Gather up the lines with the word "screenshot" in them.

● **Exercise input**
_ _ _

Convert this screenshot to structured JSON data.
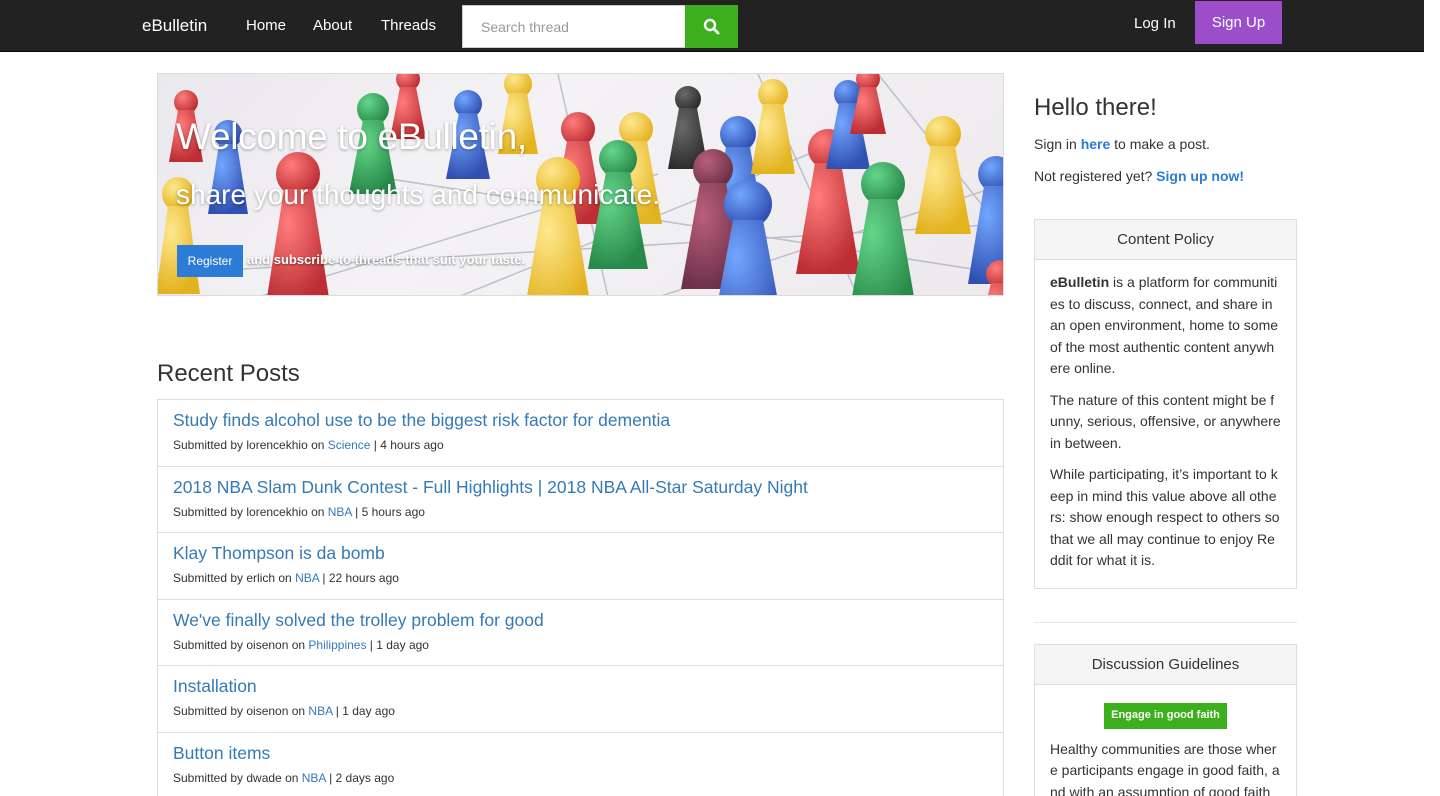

_ _ _

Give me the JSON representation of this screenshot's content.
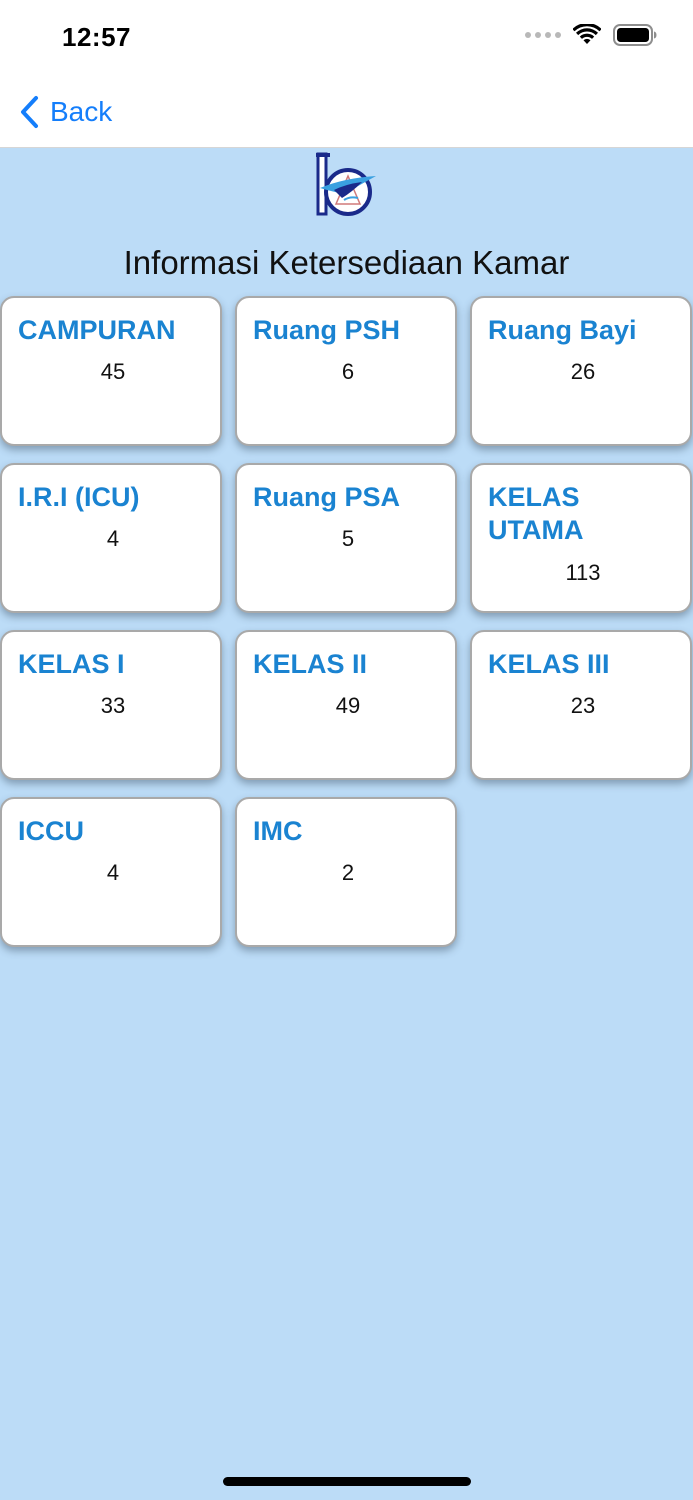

_ _ _

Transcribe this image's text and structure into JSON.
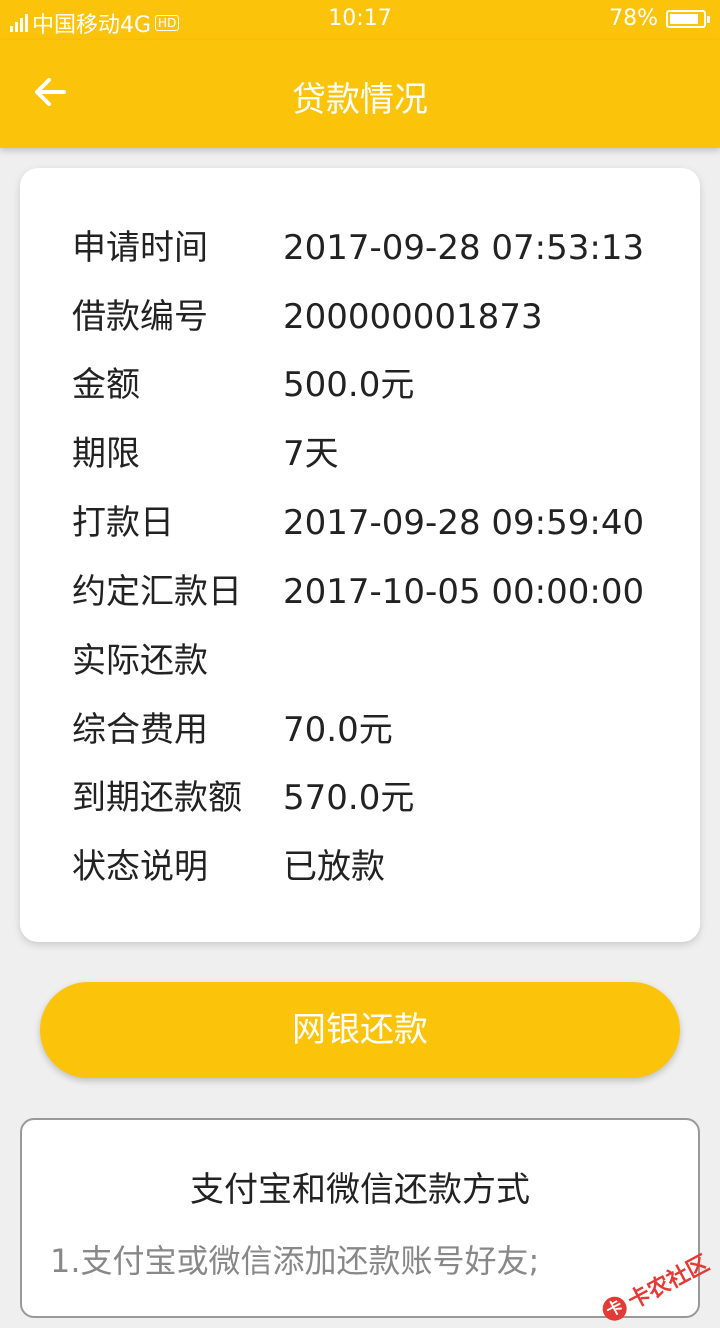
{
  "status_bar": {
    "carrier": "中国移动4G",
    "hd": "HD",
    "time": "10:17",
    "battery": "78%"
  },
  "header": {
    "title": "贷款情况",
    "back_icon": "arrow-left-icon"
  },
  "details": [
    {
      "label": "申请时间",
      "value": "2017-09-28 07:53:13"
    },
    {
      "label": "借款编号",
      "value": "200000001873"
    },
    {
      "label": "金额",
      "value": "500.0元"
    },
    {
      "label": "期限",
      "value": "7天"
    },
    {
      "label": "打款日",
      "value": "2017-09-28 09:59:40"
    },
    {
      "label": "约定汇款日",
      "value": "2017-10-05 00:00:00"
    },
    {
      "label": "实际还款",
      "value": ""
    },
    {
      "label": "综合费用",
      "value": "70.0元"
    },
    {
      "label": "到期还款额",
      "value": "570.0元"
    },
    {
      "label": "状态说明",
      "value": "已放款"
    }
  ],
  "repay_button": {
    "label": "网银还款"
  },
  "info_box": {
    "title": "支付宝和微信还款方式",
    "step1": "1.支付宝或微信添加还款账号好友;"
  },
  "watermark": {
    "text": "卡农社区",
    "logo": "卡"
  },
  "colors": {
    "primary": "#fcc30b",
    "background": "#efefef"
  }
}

_ _ _

● **Written response**
Convert this screenshot to structured JSON data.
Give me the JSON representation of this screenshot's content.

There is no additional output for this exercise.